(Stored data entries)
┌────────

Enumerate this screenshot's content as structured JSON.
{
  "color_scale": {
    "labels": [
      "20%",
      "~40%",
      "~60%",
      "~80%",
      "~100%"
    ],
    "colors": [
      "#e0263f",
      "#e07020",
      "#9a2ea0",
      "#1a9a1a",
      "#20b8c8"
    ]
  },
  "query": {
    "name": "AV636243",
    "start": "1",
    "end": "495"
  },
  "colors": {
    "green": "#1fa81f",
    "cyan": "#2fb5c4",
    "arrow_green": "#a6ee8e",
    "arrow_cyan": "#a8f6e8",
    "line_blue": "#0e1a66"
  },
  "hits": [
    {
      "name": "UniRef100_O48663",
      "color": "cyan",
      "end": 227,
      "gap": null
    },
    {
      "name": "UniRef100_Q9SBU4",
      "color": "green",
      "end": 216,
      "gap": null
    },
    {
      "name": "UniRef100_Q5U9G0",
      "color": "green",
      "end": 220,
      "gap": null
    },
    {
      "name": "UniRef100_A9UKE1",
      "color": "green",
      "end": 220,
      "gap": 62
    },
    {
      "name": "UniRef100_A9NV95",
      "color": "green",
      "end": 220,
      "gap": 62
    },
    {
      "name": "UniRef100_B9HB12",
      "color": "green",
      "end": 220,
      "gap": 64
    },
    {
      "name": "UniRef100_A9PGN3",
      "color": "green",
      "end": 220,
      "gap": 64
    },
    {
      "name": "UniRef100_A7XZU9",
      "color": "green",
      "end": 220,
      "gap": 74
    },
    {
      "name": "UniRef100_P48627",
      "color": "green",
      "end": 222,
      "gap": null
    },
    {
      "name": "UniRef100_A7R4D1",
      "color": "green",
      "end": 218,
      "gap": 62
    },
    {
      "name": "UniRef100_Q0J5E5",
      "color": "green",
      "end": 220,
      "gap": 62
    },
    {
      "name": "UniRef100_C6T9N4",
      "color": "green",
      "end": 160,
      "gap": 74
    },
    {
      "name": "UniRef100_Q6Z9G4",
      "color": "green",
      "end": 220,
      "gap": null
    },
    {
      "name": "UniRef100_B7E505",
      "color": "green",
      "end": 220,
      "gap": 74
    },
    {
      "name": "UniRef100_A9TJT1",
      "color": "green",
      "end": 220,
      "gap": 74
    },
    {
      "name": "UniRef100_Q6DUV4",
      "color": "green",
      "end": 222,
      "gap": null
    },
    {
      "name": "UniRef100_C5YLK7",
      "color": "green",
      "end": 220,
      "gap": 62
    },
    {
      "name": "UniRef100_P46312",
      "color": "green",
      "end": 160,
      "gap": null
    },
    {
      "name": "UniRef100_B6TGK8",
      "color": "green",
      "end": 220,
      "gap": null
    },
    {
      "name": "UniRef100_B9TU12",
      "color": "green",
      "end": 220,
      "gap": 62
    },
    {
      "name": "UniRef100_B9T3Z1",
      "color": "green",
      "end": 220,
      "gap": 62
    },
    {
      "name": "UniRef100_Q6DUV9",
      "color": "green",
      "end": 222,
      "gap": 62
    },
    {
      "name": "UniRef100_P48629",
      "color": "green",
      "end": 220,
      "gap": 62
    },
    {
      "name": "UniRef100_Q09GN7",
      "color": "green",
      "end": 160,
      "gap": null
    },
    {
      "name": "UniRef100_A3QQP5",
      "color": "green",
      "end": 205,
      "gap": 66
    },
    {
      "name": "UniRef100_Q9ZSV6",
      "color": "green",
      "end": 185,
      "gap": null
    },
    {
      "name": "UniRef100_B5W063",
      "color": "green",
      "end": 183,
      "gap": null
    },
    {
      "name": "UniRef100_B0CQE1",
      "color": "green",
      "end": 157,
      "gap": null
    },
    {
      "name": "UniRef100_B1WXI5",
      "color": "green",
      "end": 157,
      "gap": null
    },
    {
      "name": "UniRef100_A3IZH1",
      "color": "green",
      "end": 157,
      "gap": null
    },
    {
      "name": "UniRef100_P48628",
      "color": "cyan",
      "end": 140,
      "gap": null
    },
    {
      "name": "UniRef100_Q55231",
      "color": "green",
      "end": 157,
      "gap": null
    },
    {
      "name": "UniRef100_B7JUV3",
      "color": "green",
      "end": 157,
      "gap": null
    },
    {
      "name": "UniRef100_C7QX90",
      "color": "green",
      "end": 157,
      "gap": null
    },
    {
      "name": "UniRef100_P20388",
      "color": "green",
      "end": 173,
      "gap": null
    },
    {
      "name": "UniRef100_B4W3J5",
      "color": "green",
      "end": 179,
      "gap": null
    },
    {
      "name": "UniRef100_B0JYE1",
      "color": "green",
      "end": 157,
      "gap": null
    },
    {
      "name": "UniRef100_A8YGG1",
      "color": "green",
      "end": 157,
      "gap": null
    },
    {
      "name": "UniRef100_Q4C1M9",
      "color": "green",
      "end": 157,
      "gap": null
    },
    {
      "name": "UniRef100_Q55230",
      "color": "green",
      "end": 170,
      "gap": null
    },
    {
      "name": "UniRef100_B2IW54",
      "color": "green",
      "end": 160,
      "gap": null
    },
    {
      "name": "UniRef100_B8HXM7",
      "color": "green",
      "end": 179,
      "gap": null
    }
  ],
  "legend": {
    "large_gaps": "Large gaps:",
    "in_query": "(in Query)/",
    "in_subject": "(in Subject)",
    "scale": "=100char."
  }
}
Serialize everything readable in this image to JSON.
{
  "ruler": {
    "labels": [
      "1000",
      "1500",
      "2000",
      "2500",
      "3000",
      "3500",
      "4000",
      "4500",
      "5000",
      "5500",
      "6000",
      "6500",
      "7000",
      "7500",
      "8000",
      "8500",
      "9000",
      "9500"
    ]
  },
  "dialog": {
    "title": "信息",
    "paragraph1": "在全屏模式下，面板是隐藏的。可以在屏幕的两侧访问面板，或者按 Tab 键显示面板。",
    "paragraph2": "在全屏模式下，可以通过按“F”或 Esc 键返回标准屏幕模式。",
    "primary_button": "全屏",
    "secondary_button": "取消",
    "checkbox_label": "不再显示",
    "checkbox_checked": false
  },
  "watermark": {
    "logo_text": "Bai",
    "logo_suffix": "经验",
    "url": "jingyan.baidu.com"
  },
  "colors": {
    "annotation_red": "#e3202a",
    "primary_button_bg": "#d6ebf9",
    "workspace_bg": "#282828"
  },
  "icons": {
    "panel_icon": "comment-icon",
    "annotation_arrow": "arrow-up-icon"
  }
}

└────────

**Set problem**
Write out the listing once more, matching it exactly.

**Problem solution**
Enumerate this screenshot's content as structured JSON.
{
  "color_scale": {
    "labels": [
      "20%",
      "~40%",
      "~60%",
      "~80%",
      "~100%"
    ],
    "colors": [
      "#e0263f",
      "#e07020",
      "#9a2ea0",
      "#1a9a1a",
      "#20b8c8"
    ]
  },
  "query": {
    "name": "AV636243",
    "start": "1",
    "end": "495"
  },
  "colors": {
    "green": "#1fa81f",
    "cyan": "#2fb5c4",
    "arrow_green": "#a6ee8e",
    "arrow_cyan": "#a8f6e8",
    "line_blue": "#0e1a66"
  },
  "hits": [
    {
      "name": "UniRef100_O48663",
      "color": "cyan",
      "end": 227,
      "gap": null
    },
    {
      "name": "UniRef100_Q9SBU4",
      "color": "green",
      "end": 216,
      "gap": null
    },
    {
      "name": "UniRef100_Q5U9G0",
      "color": "green",
      "end": 220,
      "gap": null
    },
    {
      "name": "UniRef100_A9UKE1",
      "color": "green",
      "end": 220,
      "gap": 62
    },
    {
      "name": "UniRef100_A9NV95",
      "color": "green",
      "end": 220,
      "gap": 62
    },
    {
      "name": "UniRef100_B9HB12",
      "color": "green",
      "end": 220,
      "gap": 64
    },
    {
      "name": "UniRef100_A9PGN3",
      "color": "green",
      "end": 220,
      "gap": 64
    },
    {
      "name": "UniRef100_A7XZU9",
      "color": "green",
      "end": 220,
      "gap": 74
    },
    {
      "name": "UniRef100_P48627",
      "color": "green",
      "end": 222,
      "gap": null
    },
    {
      "name": "UniRef100_A7R4D1",
      "color": "green",
      "end": 218,
      "gap": 62
    },
    {
      "name": "UniRef100_Q0J5E5",
      "color": "green",
      "end": 220,
      "gap": 62
    },
    {
      "name": "UniRef100_C6T9N4",
      "color": "green",
      "end": 160,
      "gap": 74
    },
    {
      "name": "UniRef100_Q6Z9G4",
      "color": "green",
      "end": 220,
      "gap": null
    },
    {
      "name": "UniRef100_B7E505",
      "color": "green",
      "end": 220,
      "gap": 74
    },
    {
      "name": "UniRef100_A9TJT1",
      "color": "green",
      "end": 220,
      "gap": 74
    },
    {
      "name": "UniRef100_Q6DUV4",
      "color": "green",
      "end": 222,
      "gap": null
    },
    {
      "name": "UniRef100_C5YLK7",
      "color": "green",
      "end": 220,
      "gap": 62
    },
    {
      "name": "UniRef100_P46312",
      "color": "green",
      "end": 160,
      "gap": null
    },
    {
      "name": "UniRef100_B6TGK8",
      "color": "green",
      "end": 220,
      "gap": null
    },
    {
      "name": "UniRef100_B9TU12",
      "color": "green",
      "end": 220,
      "gap": 62
    },
    {
      "name": "UniRef100_B9T3Z1",
      "color": "green",
      "end": 220,
      "gap": 62
    },
    {
      "name": "UniRef100_Q6DUV9",
      "color": "green",
      "end": 222,
      "gap": 62
    },
    {
      "name": "UniRef100_P48629",
      "color": "green",
      "end": 220,
      "gap": 62
    },
    {
      "name": "UniRef100_Q09GN7",
      "color": "green",
      "end": 160,
      "gap": null
    },
    {
      "name": "UniRef100_A3QQP5",
      "color": "green",
      "end": 205,
      "gap": 66
    },
    {
      "name": "UniRef100_Q9ZSV6",
      "color": "green",
      "end": 185,
      "gap": null
    },
    {
      "name": "UniRef100_B5W063",
      "color": "green",
      "end": 183,
      "gap": null
    },
    {
      "name": "UniRef100_B0CQE1",
      "color": "green",
      "end": 157,
      "gap": null
    },
    {
      "name": "UniRef100_B1WXI5",
      "color": "green",
      "end": 157,
      "gap": null
    },
    {
      "name": "UniRef100_A3IZH1",
      "color": "green",
      "end": 157,
      "gap": null
    },
    {
      "name": "UniRef100_P48628",
      "color": "cyan",
      "end": 140,
      "gap": null
    },
    {
      "name": "UniRef100_Q55231",
      "color": "green",
      "end": 157,
      "gap": null
    },
    {
      "name": "UniRef100_B7JUV3",
      "color": "green",
      "end": 157,
      "gap": null
    },
    {
      "name": "UniRef100_C7QX90",
      "color": "green",
      "end": 157,
      "gap": null
    },
    {
      "name": "UniRef100_P20388",
      "color": "green",
      "end": 173,
      "gap": null
    },
    {
      "name": "UniRef100_B4W3J5",
      "color": "green",
      "end": 179,
      "gap": null
    },
    {
      "name": "UniRef100_B0JYE1",
      "color": "green",
      "end": 157,
      "gap": null
    },
    {
      "name": "UniRef100_A8YGG1",
      "color": "green",
      "end": 157,
      "gap": null
    },
    {
      "name": "UniRef100_Q4C1M9",
      "color": "green",
      "end": 157,
      "gap": null
    },
    {
      "name": "UniRef100_Q55230",
      "color": "green",
      "end": 170,
      "gap": null
    },
    {
      "name": "UniRef100_B2IW54",
      "color": "green",
      "end": 160,
      "gap": null
    },
    {
      "name": "UniRef100_B8HXM7",
      "color": "green",
      "end": 179,
      "gap": null
    }
  ],
  "legend": {
    "large_gaps": "Large gaps:",
    "in_query": "(in Query)/",
    "in_subject": "(in Subject)",
    "scale": "=100char."
  }
}
Serialize everything readable in this image to JSON.
{
  "ruler": {
    "labels": [
      "1000",
      "1500",
      "2000",
      "2500",
      "3000",
      "3500",
      "4000",
      "4500",
      "5000",
      "5500",
      "6000",
      "6500",
      "7000",
      "7500",
      "8000",
      "8500",
      "9000",
      "9500"
    ]
  },
  "dialog": {
    "title": "信息",
    "paragraph1": "在全屏模式下，面板是隐藏的。可以在屏幕的两侧访问面板，或者按 Tab 键显示面板。",
    "paragraph2": "在全屏模式下，可以通过按“F”或 Esc 键返回标准屏幕模式。",
    "primary_button": "全屏",
    "secondary_button": "取消",
    "checkbox_label": "不再显示",
    "checkbox_checked": false
  },
  "watermark": {
    "logo_text": "Bai",
    "logo_suffix": "经验",
    "url": "jingyan.baidu.com"
  },
  "colors": {
    "annotation_red": "#e3202a",
    "primary_button_bg": "#d6ebf9",
    "workspace_bg": "#282828"
  },
  "icons": {
    "panel_icon": "comment-icon",
    "annotation_arrow": "arrow-up-icon"
  }
}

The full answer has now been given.